• _Requirement_:
Determine how many lines include the word "screenshot", then give that number and nothing more.

========================

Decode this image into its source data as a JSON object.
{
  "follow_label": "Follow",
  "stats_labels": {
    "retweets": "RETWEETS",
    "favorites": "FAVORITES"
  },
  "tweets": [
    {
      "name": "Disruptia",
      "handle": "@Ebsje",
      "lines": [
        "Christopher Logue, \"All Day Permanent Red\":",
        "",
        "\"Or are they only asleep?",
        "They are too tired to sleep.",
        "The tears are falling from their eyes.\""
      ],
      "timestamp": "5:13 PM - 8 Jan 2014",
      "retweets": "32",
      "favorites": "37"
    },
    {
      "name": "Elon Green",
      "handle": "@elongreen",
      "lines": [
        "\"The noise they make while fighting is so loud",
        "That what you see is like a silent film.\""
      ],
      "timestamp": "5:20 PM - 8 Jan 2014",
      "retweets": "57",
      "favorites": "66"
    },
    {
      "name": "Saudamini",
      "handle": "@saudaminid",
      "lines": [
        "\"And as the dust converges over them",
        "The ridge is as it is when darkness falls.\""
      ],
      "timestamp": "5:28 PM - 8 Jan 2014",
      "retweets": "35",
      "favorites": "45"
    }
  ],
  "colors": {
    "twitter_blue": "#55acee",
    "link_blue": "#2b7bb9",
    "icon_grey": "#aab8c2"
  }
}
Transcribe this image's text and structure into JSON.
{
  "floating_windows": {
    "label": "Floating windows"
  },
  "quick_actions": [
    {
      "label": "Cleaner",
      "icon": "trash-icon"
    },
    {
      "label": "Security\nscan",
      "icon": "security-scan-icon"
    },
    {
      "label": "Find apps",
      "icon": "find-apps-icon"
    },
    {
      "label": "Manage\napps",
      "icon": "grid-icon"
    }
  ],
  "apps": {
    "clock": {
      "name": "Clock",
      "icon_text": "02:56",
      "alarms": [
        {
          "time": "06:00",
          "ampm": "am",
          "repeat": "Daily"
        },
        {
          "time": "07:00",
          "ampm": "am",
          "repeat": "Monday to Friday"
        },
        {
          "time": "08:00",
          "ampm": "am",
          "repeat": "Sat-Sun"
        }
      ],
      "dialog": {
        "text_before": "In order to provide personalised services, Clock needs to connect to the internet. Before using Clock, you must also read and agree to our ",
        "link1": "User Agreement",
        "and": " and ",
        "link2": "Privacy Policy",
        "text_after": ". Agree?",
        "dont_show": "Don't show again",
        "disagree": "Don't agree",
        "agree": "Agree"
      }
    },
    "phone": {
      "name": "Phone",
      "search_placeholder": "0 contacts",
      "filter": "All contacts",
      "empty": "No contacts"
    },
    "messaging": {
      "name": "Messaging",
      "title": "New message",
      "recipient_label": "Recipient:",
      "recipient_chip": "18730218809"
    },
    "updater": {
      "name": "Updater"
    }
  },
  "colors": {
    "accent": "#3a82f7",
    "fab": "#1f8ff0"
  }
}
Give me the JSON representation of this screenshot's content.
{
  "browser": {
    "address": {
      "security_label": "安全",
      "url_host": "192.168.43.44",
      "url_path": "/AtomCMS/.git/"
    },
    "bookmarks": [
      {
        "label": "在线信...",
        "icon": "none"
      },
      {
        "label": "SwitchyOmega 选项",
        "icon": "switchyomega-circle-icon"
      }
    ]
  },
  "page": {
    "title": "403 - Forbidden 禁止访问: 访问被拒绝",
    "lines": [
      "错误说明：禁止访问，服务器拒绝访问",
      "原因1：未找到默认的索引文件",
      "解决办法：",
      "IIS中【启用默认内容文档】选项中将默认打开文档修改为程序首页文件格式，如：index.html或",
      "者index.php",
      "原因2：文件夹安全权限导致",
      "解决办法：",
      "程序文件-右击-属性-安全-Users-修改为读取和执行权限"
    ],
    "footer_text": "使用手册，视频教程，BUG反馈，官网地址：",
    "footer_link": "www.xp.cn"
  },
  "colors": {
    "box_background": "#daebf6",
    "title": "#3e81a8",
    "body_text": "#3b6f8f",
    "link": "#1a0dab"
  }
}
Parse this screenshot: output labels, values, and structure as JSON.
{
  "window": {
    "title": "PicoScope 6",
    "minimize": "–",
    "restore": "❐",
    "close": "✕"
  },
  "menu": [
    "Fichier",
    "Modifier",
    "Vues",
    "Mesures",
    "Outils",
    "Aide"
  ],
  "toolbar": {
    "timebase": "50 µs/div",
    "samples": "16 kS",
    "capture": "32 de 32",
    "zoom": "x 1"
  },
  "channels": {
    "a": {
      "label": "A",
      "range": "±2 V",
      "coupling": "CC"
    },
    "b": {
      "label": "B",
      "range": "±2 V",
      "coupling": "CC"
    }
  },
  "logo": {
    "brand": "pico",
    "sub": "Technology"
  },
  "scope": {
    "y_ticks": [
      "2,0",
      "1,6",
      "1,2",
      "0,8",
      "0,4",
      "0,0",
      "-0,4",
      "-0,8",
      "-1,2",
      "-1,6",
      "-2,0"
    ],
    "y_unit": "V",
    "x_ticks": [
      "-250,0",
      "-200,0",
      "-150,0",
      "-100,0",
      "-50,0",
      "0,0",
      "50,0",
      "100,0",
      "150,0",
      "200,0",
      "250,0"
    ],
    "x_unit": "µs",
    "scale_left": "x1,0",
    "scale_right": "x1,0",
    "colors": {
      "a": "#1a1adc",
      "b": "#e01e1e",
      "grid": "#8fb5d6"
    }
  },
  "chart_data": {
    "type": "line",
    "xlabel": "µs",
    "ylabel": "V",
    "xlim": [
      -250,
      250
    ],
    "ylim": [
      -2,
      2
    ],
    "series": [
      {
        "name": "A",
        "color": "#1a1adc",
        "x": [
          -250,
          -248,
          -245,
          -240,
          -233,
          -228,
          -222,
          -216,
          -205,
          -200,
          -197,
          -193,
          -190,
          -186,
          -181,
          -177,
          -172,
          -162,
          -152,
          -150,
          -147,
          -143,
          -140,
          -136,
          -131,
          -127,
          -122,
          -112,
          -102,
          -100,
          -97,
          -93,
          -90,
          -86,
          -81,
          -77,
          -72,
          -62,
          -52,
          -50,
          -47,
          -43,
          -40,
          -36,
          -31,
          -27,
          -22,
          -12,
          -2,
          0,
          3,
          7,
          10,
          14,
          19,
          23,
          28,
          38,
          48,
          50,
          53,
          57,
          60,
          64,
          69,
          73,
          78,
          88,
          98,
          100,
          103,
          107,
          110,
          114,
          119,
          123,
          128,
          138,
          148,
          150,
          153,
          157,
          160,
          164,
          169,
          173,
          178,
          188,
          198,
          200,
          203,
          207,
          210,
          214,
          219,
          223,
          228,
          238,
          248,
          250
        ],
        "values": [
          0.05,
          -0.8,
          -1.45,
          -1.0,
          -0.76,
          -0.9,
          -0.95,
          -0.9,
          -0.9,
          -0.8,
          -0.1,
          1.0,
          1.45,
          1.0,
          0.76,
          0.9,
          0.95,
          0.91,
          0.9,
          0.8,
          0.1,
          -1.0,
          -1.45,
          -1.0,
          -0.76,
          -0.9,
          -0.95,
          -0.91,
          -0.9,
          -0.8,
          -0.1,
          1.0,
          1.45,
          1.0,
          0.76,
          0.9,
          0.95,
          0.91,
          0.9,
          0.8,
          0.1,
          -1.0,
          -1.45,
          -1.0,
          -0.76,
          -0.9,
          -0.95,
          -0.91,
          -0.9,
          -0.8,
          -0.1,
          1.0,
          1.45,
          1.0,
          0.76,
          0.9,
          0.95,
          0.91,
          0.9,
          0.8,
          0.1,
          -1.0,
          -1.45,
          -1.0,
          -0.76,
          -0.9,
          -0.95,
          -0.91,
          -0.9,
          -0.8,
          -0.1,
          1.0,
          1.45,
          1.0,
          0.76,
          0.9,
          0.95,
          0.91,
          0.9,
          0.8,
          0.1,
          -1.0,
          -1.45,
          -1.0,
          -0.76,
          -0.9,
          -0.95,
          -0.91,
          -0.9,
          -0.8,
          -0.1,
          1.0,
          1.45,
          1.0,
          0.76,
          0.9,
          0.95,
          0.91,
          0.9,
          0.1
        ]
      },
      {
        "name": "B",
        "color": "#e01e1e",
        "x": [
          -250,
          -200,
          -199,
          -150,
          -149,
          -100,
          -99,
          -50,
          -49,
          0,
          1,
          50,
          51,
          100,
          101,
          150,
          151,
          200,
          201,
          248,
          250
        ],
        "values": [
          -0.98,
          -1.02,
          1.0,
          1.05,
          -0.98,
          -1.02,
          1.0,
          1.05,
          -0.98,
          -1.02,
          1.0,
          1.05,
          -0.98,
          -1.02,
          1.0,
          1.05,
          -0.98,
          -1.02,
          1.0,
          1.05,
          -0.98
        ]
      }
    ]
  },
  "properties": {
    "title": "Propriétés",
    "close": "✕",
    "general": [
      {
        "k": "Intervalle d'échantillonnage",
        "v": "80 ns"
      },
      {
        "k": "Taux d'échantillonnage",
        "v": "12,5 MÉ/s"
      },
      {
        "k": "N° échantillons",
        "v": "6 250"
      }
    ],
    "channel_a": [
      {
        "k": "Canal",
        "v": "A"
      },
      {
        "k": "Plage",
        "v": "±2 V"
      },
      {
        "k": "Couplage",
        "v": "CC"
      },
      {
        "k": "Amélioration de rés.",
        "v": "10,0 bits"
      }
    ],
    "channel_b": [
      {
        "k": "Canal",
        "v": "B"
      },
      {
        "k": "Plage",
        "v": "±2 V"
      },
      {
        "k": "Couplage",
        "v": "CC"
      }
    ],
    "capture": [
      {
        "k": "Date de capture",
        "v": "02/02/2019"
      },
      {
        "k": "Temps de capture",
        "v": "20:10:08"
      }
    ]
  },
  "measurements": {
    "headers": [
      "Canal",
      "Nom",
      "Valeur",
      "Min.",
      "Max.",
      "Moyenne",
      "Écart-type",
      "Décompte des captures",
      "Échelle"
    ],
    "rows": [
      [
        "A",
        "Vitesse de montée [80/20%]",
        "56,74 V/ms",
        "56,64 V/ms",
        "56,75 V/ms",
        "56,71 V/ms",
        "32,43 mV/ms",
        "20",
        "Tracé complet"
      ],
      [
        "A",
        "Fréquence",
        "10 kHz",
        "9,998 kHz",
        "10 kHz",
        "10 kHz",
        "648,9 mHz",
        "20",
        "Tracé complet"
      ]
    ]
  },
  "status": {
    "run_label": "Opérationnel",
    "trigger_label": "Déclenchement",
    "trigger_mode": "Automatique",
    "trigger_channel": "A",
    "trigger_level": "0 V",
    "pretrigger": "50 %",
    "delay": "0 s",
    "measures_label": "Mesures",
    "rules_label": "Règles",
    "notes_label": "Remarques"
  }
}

========================

• _Solution to the problem_:
2